Image region annotations:
----------------------------------------
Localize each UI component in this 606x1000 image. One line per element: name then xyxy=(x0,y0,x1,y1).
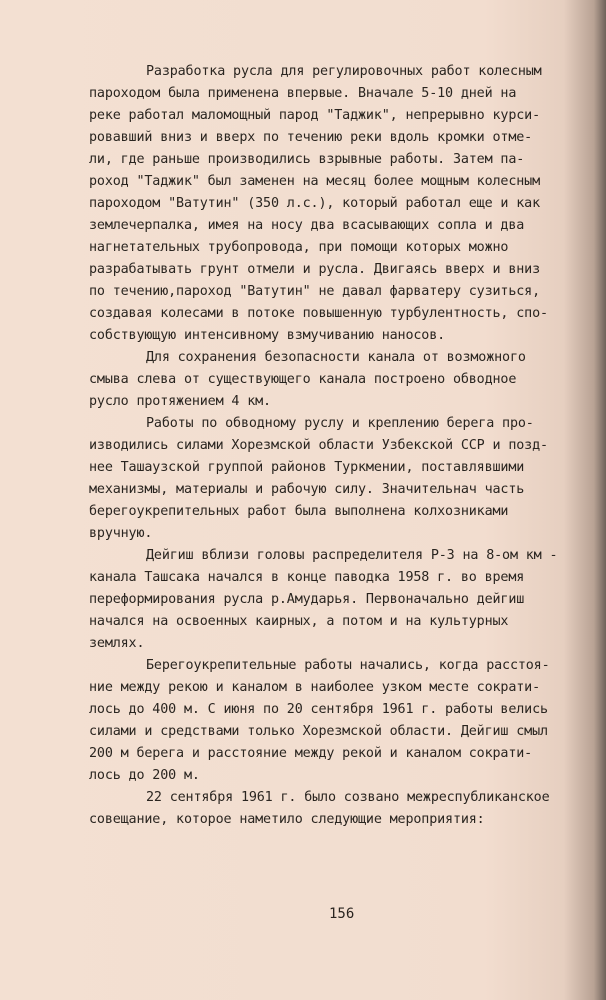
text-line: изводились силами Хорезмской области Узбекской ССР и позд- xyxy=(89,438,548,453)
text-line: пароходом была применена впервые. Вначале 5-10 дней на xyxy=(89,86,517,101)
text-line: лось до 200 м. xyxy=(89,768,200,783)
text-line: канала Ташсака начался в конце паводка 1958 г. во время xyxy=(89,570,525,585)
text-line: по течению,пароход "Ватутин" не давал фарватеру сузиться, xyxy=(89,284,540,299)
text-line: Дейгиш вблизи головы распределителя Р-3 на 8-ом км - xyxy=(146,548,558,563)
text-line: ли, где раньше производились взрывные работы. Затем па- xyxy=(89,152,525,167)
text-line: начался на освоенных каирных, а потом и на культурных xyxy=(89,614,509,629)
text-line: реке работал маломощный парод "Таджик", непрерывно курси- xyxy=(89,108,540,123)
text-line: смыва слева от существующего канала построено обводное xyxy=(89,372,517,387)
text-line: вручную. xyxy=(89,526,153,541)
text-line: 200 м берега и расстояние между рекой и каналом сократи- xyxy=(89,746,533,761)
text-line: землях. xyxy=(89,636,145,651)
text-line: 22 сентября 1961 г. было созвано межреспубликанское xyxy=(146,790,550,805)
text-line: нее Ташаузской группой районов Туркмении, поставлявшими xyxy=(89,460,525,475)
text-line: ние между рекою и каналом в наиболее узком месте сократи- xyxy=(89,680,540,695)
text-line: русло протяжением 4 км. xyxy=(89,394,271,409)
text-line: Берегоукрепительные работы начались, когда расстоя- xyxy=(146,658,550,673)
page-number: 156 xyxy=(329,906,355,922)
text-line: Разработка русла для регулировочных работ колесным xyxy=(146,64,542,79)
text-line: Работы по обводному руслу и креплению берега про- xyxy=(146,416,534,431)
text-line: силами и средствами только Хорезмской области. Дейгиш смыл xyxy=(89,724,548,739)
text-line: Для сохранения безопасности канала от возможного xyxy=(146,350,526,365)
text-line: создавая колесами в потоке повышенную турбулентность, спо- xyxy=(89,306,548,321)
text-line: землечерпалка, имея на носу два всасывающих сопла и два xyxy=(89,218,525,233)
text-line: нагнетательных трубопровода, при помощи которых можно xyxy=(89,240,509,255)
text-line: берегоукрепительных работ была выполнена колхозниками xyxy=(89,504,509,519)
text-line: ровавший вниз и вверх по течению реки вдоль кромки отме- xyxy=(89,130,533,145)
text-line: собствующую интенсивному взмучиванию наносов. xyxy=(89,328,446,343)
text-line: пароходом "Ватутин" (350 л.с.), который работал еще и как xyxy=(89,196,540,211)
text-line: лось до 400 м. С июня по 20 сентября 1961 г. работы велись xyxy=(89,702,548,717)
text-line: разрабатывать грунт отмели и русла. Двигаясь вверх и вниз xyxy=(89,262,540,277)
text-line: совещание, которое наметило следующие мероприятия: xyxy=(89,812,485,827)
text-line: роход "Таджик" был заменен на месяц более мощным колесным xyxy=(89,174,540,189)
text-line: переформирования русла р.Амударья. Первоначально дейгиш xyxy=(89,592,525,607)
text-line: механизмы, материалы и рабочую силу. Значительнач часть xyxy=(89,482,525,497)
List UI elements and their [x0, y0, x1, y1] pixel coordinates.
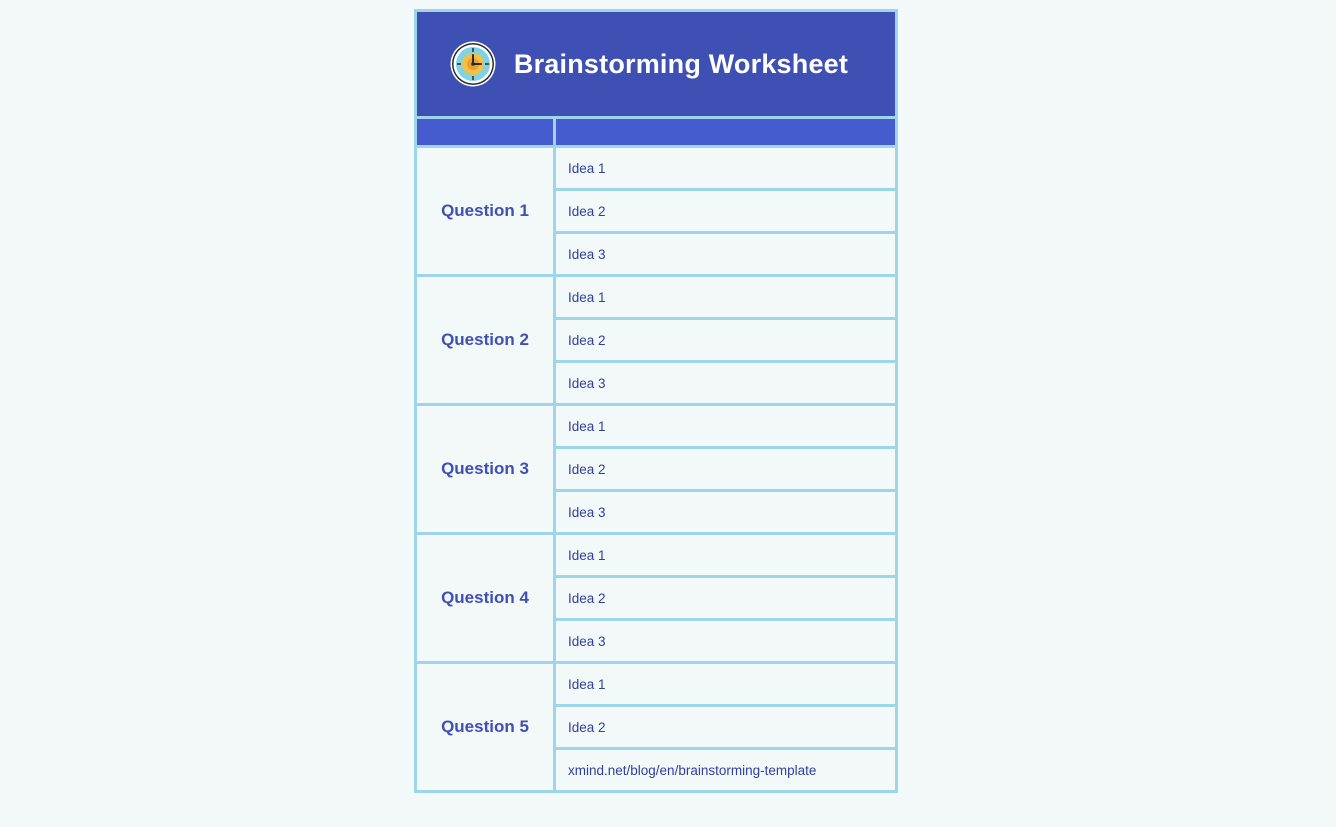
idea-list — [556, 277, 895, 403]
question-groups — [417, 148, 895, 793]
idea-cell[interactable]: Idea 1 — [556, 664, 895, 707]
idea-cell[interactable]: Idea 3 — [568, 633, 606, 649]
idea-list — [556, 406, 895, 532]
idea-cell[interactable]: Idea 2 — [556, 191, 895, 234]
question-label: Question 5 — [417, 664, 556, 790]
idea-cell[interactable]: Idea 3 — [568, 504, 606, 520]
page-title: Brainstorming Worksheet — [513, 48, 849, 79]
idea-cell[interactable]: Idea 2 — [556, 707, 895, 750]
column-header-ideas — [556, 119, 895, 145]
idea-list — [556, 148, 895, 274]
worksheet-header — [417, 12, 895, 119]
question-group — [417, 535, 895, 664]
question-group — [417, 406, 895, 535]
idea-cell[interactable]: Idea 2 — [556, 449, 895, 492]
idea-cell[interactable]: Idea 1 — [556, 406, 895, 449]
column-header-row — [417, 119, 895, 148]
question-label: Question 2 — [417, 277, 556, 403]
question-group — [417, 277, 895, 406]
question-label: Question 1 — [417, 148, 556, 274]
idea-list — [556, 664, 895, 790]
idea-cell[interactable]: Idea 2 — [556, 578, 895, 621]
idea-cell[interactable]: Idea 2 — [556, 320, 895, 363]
----------------------------------------
#### WHAT TO WORK ON
From the records above, list every line that contains the word "сентября".

#### EXERCISE ANSWER
text-line: 22 сентября 1961 г. было созвано межреспубликанское xyxy=(146,790,550,805)
text-line: лось до 400 м. С июня по 20 сентября 1961 г. работы велись xyxy=(89,702,548,717)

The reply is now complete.